> **Prompt**: Transcribe all the entries word for word, skipping the pictures.

> **Excerpted data**:
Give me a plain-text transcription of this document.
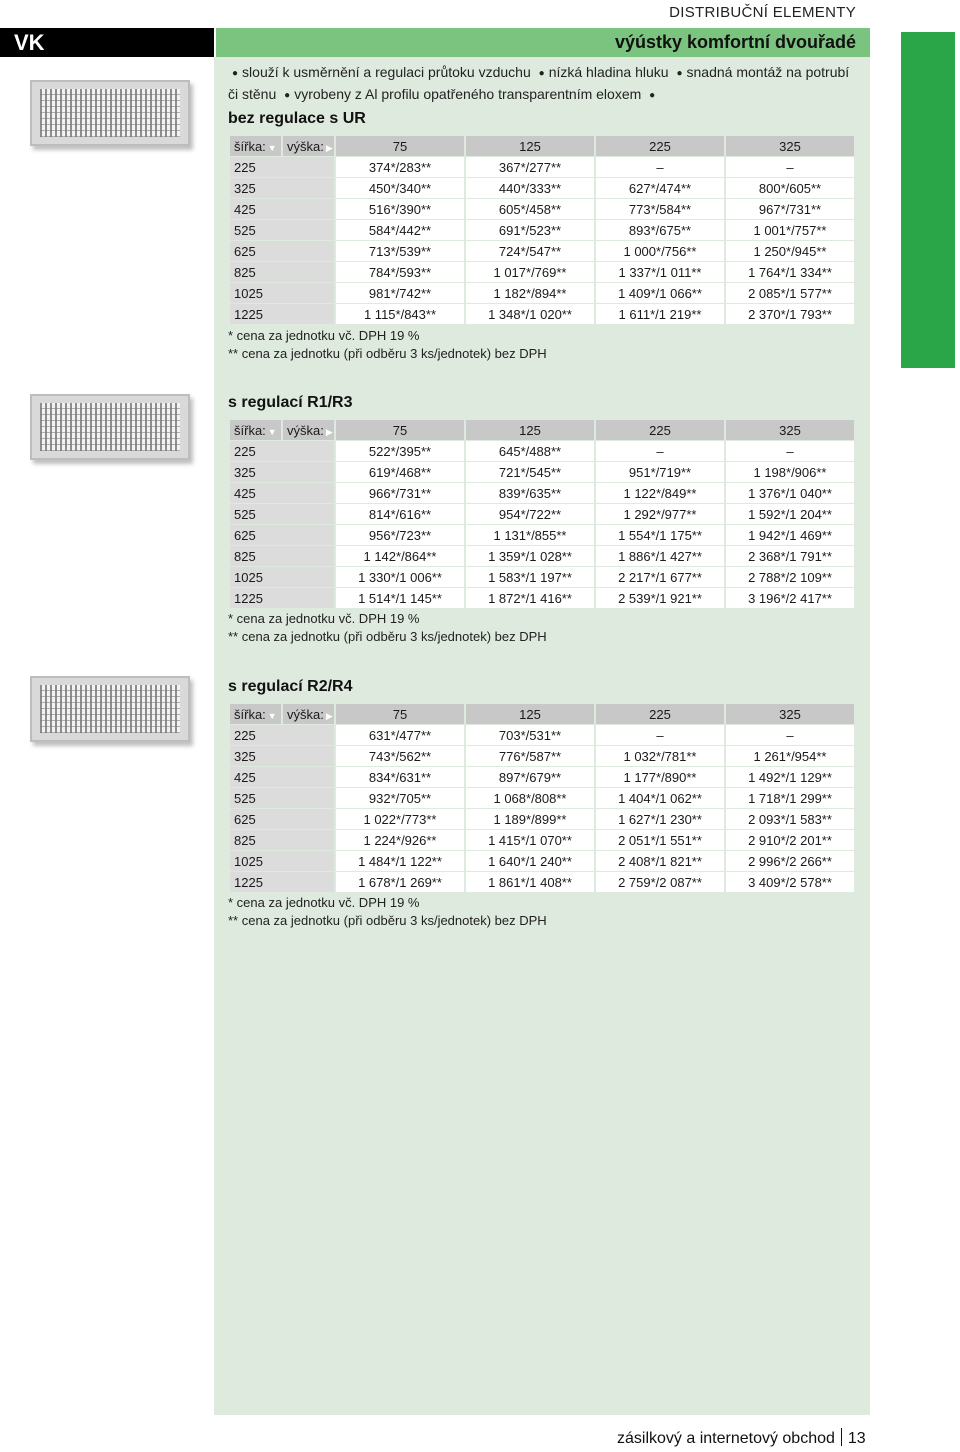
DISTRIBUČNÍ ELEMENTY
VK	výústky komfortní dvouřadé
● slouží k usměrnění a regulaci průtoku vzduchu ● nízká hladina hluku ● snadná montáž na potrubí či stěnu ● vyrobeny z Al profilu opatřeného transparentním eloxem ●
bez regulace s UR
šířka: ▼	výška: ▶	75	125	225	325
225		374*/283**	367*/277**	–	–
325		450*/340**	440*/333**	627*/474**	800*/605**
425		516*/390**	605*/458**	773*/584**	967*/731**
525		584*/442**	691*/523**	893*/675**	1 001*/757**
625		713*/539**	724*/547**	1 000*/756**	1 250*/945**
825		784*/593**	1 017*/769**	1 337*/1 011**	1 764*/1 334**
1025		981*/742**	1 182*/894**	1 409*/1 066**	2 085*/1 577**
1225		1 115*/843**	1 348*/1 020**	1 611*/1 219**	2 370*/1 793**
* cena za jednotku vč. DPH 19 %
** cena za jednotku (při odběru 3 ks/jednotek) bez DPH
s regulací R1/R3
šířka: ▼	výška: ▶	75	125	225	325
225		522*/395**	645*/488**	–	–
325		619*/468**	721*/545**	951*/719**	1 198*/906**
425		966*/731**	839*/635**	1 122*/849**	1 376*/1 040**
525		814*/616**	954*/722**	1 292*/977**	1 592*/1 204**
625		956*/723**	1 131*/855**	1 554*/1 175**	1 942*/1 469**
825		1 142*/864**	1 359*/1 028**	1 886*/1 427**	2 368*/1 791**
1025		1 330*/1 006**	1 583*/1 197**	2 217*/1 677**	2 788*/2 109**
1225		1 514*/1 145**	1 872*/1 416**	2 539*/1 921**	3 196*/2 417**
* cena za jednotku vč. DPH 19 %
** cena za jednotku (při odběru 3 ks/jednotek) bez DPH
s regulací R2/R4
šířka: ▼	výška: ▶	75	125	225	325
225		631*/477**	703*/531**	–	–
325		743*/562**	776*/587**	1 032*/781**	1 261*/954**
425		834*/631**	897*/679**	1 177*/890**	1 492*/1 129**
525		932*/705**	1 068*/808**	1 404*/1 062**	1 718*/1 299**
625		1 022*/773**	1 189*/899**	1 627*/1 230**	2 093*/1 583**
825		1 224*/926**	1 415*/1 070**	2 051*/1 551**	2 910*/2 201**
1025		1 484*/1 122**	1 640*/1 240**	2 408*/1 821**	2 996*/2 266**
1225		1 678*/1 269**	1 861*/1 408**	2 759*/2 087**	3 409*/2 578**
* cena za jednotku vč. DPH 19 %
** cena za jednotku (při odběru 3 ks/jednotek) bez DPH
zásilkový a internetový obchod 13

> **Final answer**:
Give me a plain-text transcription of this document.
DISTRIBUČNÍ ELEMENTY
VK	výústky komfortní dvouřadé
● slouží k usměrnění a regulaci průtoku vzduchu ● nízká hladina hluku ● snadná montáž na potrubí či stěnu ● vyrobeny z Al profilu opatřeného transparentním eloxem ●
bez regulace s UR
šířka: ▼	výška: ▶	75	125	225	325
225		374*/283**	367*/277**	–	–
325		450*/340**	440*/333**	627*/474**	800*/605**
425		516*/390**	605*/458**	773*/584**	967*/731**
525		584*/442**	691*/523**	893*/675**	1 001*/757**
625		713*/539**	724*/547**	1 000*/756**	1 250*/945**
825		784*/593**	1 017*/769**	1 337*/1 011**	1 764*/1 334**
1025		981*/742**	1 182*/894**	1 409*/1 066**	2 085*/1 577**
1225		1 115*/843**	1 348*/1 020**	1 611*/1 219**	2 370*/1 793**
* cena za jednotku vč. DPH 19 %
** cena za jednotku (při odběru 3 ks/jednotek) bez DPH
s regulací R1/R3
šířka: ▼	výška: ▶	75	125	225	325
225		522*/395**	645*/488**	–	–
325		619*/468**	721*/545**	951*/719**	1 198*/906**
425		966*/731**	839*/635**	1 122*/849**	1 376*/1 040**
525		814*/616**	954*/722**	1 292*/977**	1 592*/1 204**
625		956*/723**	1 131*/855**	1 554*/1 175**	1 942*/1 469**
825		1 142*/864**	1 359*/1 028**	1 886*/1 427**	2 368*/1 791**
1025		1 330*/1 006**	1 583*/1 197**	2 217*/1 677**	2 788*/2 109**
1225		1 514*/1 145**	1 872*/1 416**	2 539*/1 921**	3 196*/2 417**
* cena za jednotku vč. DPH 19 %
** cena za jednotku (při odběru 3 ks/jednotek) bez DPH
s regulací R2/R4
šířka: ▼	výška: ▶	75	125	225	325
225		631*/477**	703*/531**	–	–
325		743*/562**	776*/587**	1 032*/781**	1 261*/954**
425		834*/631**	897*/679**	1 177*/890**	1 492*/1 129**
525		932*/705**	1 068*/808**	1 404*/1 062**	1 718*/1 299**
625		1 022*/773**	1 189*/899**	1 627*/1 230**	2 093*/1 583**
825		1 224*/926**	1 415*/1 070**	2 051*/1 551**	2 910*/2 201**
1025		1 484*/1 122**	1 640*/1 240**	2 408*/1 821**	2 996*/2 266**
1225		1 678*/1 269**	1 861*/1 408**	2 759*/2 087**	3 409*/2 578**
* cena za jednotku vč. DPH 19 %
** cena za jednotku (při odběru 3 ks/jednotek) bez DPH
zásilkový a internetový obchod 13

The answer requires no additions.